**SHORT PROBLEM:**
Tally the lines in the data that follows that include the word "What", and report nothing but the total.

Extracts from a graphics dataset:
== == ==
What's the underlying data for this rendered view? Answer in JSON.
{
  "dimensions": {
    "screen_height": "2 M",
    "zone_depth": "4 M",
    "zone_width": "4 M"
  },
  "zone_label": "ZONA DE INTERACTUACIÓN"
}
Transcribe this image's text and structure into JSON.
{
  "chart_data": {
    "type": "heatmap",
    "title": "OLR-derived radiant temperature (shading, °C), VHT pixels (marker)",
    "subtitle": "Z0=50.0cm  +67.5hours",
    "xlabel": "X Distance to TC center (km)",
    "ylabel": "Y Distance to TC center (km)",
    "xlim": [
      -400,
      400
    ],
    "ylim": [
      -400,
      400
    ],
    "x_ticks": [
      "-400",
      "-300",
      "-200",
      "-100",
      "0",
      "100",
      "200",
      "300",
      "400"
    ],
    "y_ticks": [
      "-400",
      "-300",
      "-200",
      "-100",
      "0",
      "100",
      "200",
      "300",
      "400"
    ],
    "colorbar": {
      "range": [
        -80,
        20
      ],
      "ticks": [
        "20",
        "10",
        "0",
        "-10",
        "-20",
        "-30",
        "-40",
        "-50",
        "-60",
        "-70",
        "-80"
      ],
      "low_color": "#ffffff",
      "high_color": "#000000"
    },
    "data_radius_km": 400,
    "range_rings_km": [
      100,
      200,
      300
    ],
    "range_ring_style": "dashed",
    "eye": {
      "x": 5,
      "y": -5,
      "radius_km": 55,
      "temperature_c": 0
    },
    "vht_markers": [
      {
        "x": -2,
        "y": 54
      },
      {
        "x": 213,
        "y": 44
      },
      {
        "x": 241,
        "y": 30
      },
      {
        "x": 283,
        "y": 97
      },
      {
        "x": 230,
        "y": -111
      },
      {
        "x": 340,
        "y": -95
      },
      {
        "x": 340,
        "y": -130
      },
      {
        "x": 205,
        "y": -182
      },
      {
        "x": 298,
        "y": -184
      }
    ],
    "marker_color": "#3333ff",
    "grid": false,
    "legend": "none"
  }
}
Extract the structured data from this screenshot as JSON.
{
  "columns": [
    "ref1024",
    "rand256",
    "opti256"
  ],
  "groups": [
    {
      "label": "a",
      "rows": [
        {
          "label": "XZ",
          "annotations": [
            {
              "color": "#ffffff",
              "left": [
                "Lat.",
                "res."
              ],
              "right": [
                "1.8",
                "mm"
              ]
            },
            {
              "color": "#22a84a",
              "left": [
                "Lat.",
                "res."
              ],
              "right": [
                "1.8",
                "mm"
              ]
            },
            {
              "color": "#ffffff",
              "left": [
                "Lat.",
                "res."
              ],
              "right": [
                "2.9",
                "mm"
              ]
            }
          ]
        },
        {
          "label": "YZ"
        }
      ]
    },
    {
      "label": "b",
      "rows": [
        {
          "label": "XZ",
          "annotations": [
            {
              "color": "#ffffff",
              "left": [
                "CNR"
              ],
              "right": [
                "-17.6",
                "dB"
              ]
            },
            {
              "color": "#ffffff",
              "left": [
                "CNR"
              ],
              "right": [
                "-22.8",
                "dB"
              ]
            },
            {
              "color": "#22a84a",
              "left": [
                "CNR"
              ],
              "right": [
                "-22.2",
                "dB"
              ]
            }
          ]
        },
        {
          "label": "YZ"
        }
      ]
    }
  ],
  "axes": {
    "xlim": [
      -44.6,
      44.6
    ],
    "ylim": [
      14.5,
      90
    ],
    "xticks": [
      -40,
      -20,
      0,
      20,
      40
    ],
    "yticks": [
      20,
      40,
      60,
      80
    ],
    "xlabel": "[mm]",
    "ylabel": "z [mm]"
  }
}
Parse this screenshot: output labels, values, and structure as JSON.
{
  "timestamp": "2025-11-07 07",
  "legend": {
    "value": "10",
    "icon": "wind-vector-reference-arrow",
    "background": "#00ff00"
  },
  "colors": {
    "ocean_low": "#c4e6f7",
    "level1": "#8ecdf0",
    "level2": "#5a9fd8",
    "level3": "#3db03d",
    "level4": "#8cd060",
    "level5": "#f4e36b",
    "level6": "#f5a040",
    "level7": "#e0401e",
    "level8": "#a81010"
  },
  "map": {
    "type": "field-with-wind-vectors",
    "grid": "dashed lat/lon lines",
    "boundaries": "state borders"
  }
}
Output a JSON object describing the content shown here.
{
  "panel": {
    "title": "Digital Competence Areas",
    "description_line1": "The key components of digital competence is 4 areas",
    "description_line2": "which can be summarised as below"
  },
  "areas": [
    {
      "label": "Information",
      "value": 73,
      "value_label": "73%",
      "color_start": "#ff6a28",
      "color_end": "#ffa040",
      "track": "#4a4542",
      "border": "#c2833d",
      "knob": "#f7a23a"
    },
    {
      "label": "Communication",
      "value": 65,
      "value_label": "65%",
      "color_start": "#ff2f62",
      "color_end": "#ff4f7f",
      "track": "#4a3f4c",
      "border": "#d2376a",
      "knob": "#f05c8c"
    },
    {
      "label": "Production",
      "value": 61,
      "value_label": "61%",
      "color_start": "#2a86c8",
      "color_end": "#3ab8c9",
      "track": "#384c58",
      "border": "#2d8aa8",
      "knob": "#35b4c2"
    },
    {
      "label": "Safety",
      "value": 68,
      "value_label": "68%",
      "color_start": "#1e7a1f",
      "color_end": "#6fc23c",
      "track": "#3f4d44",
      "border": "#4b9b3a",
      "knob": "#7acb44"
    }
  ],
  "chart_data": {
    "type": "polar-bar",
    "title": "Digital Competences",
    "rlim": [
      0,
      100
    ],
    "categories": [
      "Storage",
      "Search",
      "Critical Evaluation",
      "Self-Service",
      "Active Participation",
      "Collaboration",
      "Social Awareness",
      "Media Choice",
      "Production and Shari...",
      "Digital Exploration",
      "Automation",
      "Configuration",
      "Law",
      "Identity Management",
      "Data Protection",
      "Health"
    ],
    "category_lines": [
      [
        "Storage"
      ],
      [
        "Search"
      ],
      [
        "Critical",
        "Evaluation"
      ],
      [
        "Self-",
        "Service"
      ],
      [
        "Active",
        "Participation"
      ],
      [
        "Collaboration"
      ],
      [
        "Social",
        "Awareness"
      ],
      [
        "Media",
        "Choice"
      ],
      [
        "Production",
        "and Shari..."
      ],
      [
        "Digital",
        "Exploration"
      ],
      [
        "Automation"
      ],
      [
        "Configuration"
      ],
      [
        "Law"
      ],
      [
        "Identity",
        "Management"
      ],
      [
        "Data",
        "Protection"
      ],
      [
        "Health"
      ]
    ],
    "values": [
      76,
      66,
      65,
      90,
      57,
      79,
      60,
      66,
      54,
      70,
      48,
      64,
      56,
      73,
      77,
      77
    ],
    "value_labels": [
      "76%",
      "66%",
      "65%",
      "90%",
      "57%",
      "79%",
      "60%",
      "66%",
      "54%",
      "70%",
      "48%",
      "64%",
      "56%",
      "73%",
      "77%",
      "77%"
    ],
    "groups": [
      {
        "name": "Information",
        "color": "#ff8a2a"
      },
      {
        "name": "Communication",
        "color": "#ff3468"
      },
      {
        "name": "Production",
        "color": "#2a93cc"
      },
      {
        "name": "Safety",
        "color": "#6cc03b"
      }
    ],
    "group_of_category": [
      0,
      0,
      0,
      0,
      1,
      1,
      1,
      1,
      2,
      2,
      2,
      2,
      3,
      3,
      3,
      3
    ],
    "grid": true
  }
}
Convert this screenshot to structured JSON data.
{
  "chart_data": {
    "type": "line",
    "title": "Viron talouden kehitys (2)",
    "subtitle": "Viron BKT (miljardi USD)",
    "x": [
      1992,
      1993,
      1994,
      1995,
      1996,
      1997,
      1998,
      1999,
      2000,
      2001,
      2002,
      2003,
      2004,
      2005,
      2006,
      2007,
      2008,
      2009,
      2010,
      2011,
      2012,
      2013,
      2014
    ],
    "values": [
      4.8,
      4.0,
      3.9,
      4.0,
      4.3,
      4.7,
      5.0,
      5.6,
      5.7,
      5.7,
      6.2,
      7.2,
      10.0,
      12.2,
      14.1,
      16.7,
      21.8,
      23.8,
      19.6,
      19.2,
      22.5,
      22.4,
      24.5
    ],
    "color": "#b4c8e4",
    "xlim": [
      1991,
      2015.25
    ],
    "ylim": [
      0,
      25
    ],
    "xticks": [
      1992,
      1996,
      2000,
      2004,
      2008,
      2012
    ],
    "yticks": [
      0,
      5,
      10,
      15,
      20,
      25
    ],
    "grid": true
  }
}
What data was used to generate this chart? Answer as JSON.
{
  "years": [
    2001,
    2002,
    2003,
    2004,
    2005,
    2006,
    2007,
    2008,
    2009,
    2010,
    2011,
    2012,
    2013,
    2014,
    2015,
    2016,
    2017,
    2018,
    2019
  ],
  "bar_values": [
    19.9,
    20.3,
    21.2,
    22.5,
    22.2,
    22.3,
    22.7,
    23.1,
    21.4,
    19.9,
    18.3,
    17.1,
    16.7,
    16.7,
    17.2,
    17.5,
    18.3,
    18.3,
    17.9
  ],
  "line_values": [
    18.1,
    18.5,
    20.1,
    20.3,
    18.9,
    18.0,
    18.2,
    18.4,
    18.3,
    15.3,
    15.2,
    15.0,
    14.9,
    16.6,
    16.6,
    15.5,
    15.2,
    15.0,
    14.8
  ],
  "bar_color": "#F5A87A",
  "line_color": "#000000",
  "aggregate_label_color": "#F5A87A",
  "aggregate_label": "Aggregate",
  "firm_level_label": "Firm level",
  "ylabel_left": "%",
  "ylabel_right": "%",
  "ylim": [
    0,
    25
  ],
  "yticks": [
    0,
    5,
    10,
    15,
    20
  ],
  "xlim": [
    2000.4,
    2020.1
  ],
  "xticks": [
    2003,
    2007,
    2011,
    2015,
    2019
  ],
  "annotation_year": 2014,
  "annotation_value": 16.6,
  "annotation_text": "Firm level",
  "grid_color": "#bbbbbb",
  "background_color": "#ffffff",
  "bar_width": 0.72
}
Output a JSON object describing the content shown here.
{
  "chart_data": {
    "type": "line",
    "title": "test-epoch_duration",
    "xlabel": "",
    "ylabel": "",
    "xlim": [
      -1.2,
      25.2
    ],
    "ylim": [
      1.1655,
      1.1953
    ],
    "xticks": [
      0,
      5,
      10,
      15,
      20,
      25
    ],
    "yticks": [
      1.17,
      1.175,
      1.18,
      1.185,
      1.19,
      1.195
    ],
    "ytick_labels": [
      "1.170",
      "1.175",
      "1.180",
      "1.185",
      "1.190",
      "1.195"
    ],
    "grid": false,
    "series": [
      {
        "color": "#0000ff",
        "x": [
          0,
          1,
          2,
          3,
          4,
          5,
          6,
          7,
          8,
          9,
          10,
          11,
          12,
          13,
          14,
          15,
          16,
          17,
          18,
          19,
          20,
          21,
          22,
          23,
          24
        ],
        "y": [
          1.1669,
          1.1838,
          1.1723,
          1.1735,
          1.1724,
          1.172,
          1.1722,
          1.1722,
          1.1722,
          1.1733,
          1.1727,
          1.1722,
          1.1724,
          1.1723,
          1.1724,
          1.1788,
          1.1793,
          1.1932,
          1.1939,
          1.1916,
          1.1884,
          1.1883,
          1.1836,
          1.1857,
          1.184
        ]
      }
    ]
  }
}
== == ==
**REPLY:**
2